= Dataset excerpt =
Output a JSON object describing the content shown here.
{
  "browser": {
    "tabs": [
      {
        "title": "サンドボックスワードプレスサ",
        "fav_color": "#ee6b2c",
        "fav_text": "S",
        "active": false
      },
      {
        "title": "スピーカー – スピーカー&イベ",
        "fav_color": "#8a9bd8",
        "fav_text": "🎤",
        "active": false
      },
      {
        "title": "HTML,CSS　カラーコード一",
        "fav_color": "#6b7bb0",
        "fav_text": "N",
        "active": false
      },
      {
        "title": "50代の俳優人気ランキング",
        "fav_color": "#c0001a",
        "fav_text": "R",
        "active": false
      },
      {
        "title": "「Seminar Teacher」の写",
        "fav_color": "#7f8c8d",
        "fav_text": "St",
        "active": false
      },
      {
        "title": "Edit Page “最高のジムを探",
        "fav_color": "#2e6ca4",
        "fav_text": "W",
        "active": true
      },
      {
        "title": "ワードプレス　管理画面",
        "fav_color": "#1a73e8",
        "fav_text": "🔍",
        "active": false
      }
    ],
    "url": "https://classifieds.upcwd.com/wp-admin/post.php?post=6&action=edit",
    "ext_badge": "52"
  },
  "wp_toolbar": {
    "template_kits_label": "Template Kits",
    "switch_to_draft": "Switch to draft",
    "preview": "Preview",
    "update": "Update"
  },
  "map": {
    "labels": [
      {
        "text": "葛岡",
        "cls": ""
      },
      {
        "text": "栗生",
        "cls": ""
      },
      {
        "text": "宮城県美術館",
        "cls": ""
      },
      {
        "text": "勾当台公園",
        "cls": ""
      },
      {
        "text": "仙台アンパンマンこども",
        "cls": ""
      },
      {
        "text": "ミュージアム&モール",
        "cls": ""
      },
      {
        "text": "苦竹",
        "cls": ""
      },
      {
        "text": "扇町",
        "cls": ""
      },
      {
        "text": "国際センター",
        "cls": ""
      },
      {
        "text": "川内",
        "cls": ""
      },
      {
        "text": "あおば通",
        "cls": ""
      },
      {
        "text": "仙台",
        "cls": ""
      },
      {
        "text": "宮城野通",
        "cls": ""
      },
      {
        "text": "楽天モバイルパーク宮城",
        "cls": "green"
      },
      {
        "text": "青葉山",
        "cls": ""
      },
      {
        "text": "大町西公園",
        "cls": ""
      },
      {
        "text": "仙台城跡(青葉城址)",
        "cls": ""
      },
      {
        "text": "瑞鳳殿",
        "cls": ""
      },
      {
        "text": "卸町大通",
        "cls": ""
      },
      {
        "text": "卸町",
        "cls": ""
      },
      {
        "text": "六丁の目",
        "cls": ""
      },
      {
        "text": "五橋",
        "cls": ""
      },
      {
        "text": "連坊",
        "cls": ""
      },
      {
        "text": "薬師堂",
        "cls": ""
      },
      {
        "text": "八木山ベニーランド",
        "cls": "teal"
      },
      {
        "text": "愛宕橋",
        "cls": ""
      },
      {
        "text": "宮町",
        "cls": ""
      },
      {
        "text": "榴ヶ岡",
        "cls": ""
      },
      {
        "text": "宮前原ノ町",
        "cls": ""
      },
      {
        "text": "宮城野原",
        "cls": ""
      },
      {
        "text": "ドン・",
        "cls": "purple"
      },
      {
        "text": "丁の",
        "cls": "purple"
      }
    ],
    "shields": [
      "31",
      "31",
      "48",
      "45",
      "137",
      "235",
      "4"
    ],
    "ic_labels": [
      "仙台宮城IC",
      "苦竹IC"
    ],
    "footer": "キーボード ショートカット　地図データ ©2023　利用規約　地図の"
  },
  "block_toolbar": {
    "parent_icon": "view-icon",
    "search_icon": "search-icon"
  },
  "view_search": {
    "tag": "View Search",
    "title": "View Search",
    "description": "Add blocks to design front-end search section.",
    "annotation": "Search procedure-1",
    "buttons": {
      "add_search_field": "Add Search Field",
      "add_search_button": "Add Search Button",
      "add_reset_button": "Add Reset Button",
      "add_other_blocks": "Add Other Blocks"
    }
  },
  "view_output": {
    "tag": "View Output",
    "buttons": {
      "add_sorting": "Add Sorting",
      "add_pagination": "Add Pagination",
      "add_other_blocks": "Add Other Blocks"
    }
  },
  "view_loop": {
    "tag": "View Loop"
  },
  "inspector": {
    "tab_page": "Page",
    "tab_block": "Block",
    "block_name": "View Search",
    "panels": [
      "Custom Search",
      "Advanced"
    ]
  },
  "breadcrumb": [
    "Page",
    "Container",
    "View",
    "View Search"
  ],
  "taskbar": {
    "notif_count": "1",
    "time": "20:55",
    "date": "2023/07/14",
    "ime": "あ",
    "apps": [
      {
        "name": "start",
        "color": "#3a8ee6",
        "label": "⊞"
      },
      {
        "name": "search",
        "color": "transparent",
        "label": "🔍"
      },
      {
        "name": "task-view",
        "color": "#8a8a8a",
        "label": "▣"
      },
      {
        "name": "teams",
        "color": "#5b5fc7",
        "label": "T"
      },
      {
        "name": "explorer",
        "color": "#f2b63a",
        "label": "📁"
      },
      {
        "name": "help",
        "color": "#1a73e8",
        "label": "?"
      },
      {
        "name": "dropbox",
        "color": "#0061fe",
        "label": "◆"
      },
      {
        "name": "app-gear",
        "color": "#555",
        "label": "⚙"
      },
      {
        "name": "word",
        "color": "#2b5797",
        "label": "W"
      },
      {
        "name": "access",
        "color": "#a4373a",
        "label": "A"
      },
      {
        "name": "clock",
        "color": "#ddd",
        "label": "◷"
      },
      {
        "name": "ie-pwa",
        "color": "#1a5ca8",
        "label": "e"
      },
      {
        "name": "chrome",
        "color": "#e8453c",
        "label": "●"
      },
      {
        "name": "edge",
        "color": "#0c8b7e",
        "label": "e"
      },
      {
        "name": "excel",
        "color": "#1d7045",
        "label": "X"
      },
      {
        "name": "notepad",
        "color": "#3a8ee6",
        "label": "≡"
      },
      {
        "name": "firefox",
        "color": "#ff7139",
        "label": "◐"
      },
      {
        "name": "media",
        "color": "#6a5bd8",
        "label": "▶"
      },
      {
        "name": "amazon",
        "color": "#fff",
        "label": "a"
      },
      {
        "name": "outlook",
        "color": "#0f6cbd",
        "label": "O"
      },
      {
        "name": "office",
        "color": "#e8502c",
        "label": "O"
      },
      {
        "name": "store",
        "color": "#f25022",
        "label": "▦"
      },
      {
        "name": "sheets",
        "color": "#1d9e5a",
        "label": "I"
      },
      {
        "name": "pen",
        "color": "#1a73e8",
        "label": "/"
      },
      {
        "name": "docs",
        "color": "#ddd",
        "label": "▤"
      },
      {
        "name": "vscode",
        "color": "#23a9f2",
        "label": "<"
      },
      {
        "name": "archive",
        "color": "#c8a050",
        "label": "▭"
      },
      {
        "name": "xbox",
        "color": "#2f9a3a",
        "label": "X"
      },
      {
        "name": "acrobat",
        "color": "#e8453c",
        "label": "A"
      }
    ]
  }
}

= Task goal =
Go through the listing above and restate it word for word.

= Answer to the task =
Output a JSON object describing the content shown here.
{
  "browser": {
    "tabs": [
      {
        "title": "サンドボックスワードプレスサ",
        "fav_color": "#ee6b2c",
        "fav_text": "S",
        "active": false
      },
      {
        "title": "スピーカー – スピーカー&イベ",
        "fav_color": "#8a9bd8",
        "fav_text": "🎤",
        "active": false
      },
      {
        "title": "HTML,CSS　カラーコード一",
        "fav_color": "#6b7bb0",
        "fav_text": "N",
        "active": false
      },
      {
        "title": "50代の俳優人気ランキング",
        "fav_color": "#c0001a",
        "fav_text": "R",
        "active": false
      },
      {
        "title": "「Seminar Teacher」の写",
        "fav_color": "#7f8c8d",
        "fav_text": "St",
        "active": false
      },
      {
        "title": "Edit Page “最高のジムを探",
        "fav_color": "#2e6ca4",
        "fav_text": "W",
        "active": true
      },
      {
        "title": "ワードプレス　管理画面",
        "fav_color": "#1a73e8",
        "fav_text": "🔍",
        "active": false
      }
    ],
    "url": "https://classifieds.upcwd.com/wp-admin/post.php?post=6&action=edit",
    "ext_badge": "52"
  },
  "wp_toolbar": {
    "template_kits_label": "Template Kits",
    "switch_to_draft": "Switch to draft",
    "preview": "Preview",
    "update": "Update"
  },
  "map": {
    "labels": [
      {
        "text": "葛岡",
        "cls": ""
      },
      {
        "text": "栗生",
        "cls": ""
      },
      {
        "text": "宮城県美術館",
        "cls": ""
      },
      {
        "text": "勾当台公園",
        "cls": ""
      },
      {
        "text": "仙台アンパンマンこども",
        "cls": ""
      },
      {
        "text": "ミュージアム&モール",
        "cls": ""
      },
      {
        "text": "苦竹",
        "cls": ""
      },
      {
        "text": "扇町",
        "cls": ""
      },
      {
        "text": "国際センター",
        "cls": ""
      },
      {
        "text": "川内",
        "cls": ""
      },
      {
        "text": "あおば通",
        "cls": ""
      },
      {
        "text": "仙台",
        "cls": ""
      },
      {
        "text": "宮城野通",
        "cls": ""
      },
      {
        "text": "楽天モバイルパーク宮城",
        "cls": "green"
      },
      {
        "text": "青葉山",
        "cls": ""
      },
      {
        "text": "大町西公園",
        "cls": ""
      },
      {
        "text": "仙台城跡(青葉城址)",
        "cls": ""
      },
      {
        "text": "瑞鳳殿",
        "cls": ""
      },
      {
        "text": "卸町大通",
        "cls": ""
      },
      {
        "text": "卸町",
        "cls": ""
      },
      {
        "text": "六丁の目",
        "cls": ""
      },
      {
        "text": "五橋",
        "cls": ""
      },
      {
        "text": "連坊",
        "cls": ""
      },
      {
        "text": "薬師堂",
        "cls": ""
      },
      {
        "text": "八木山ベニーランド",
        "cls": "teal"
      },
      {
        "text": "愛宕橋",
        "cls": ""
      },
      {
        "text": "宮町",
        "cls": ""
      },
      {
        "text": "榴ヶ岡",
        "cls": ""
      },
      {
        "text": "宮前原ノ町",
        "cls": ""
      },
      {
        "text": "宮城野原",
        "cls": ""
      },
      {
        "text": "ドン・",
        "cls": "purple"
      },
      {
        "text": "丁の",
        "cls": "purple"
      }
    ],
    "shields": [
      "31",
      "31",
      "48",
      "45",
      "137",
      "235",
      "4"
    ],
    "ic_labels": [
      "仙台宮城IC",
      "苦竹IC"
    ],
    "footer": "キーボード ショートカット　地図データ ©2023　利用規約　地図の"
  },
  "block_toolbar": {
    "parent_icon": "view-icon",
    "search_icon": "search-icon"
  },
  "view_search": {
    "tag": "View Search",
    "title": "View Search",
    "description": "Add blocks to design front-end search section.",
    "annotation": "Search procedure-1",
    "buttons": {
      "add_search_field": "Add Search Field",
      "add_search_button": "Add Search Button",
      "add_reset_button": "Add Reset Button",
      "add_other_blocks": "Add Other Blocks"
    }
  },
  "view_output": {
    "tag": "View Output",
    "buttons": {
      "add_sorting": "Add Sorting",
      "add_pagination": "Add Pagination",
      "add_other_blocks": "Add Other Blocks"
    }
  },
  "view_loop": {
    "tag": "View Loop"
  },
  "inspector": {
    "tab_page": "Page",
    "tab_block": "Block",
    "block_name": "View Search",
    "panels": [
      "Custom Search",
      "Advanced"
    ]
  },
  "breadcrumb": [
    "Page",
    "Container",
    "View",
    "View Search"
  ],
  "taskbar": {
    "notif_count": "1",
    "time": "20:55",
    "date": "2023/07/14",
    "ime": "あ",
    "apps": [
      {
        "name": "start",
        "color": "#3a8ee6",
        "label": "⊞"
      },
      {
        "name": "search",
        "color": "transparent",
        "label": "🔍"
      },
      {
        "name": "task-view",
        "color": "#8a8a8a",
        "label": "▣"
      },
      {
        "name": "teams",
        "color": "#5b5fc7",
        "label": "T"
      },
      {
        "name": "explorer",
        "color": "#f2b63a",
        "label": "📁"
      },
      {
        "name": "help",
        "color": "#1a73e8",
        "label": "?"
      },
      {
        "name": "dropbox",
        "color": "#0061fe",
        "label": "◆"
      },
      {
        "name": "app-gear",
        "color": "#555",
        "label": "⚙"
      },
      {
        "name": "word",
        "color": "#2b5797",
        "label": "W"
      },
      {
        "name": "access",
        "color": "#a4373a",
        "label": "A"
      },
      {
        "name": "clock",
        "color": "#ddd",
        "label": "◷"
      },
      {
        "name": "ie-pwa",
        "color": "#1a5ca8",
        "label": "e"
      },
      {
        "name": "chrome",
        "color": "#e8453c",
        "label": "●"
      },
      {
        "name": "edge",
        "color": "#0c8b7e",
        "label": "e"
      },
      {
        "name": "excel",
        "color": "#1d7045",
        "label": "X"
      },
      {
        "name": "notepad",
        "color": "#3a8ee6",
        "label": "≡"
      },
      {
        "name": "firefox",
        "color": "#ff7139",
        "label": "◐"
      },
      {
        "name": "media",
        "color": "#6a5bd8",
        "label": "▶"
      },
      {
        "name": "amazon",
        "color": "#fff",
        "label": "a"
      },
      {
        "name": "outlook",
        "color": "#0f6cbd",
        "label": "O"
      },
      {
        "name": "office",
        "color": "#e8502c",
        "label": "O"
      },
      {
        "name": "store",
        "color": "#f25022",
        "label": "▦"
      },
      {
        "name": "sheets",
        "color": "#1d9e5a",
        "label": "I"
      },
      {
        "name": "pen",
        "color": "#1a73e8",
        "label": "/"
      },
      {
        "name": "docs",
        "color": "#ddd",
        "label": "▤"
      },
      {
        "name": "vscode",
        "color": "#23a9f2",
        "label": "<"
      },
      {
        "name": "archive",
        "color": "#c8a050",
        "label": "▭"
      },
      {
        "name": "xbox",
        "color": "#2f9a3a",
        "label": "X"
      },
      {
        "name": "acrobat",
        "color": "#e8453c",
        "label": "A"
      }
    ]
  }
}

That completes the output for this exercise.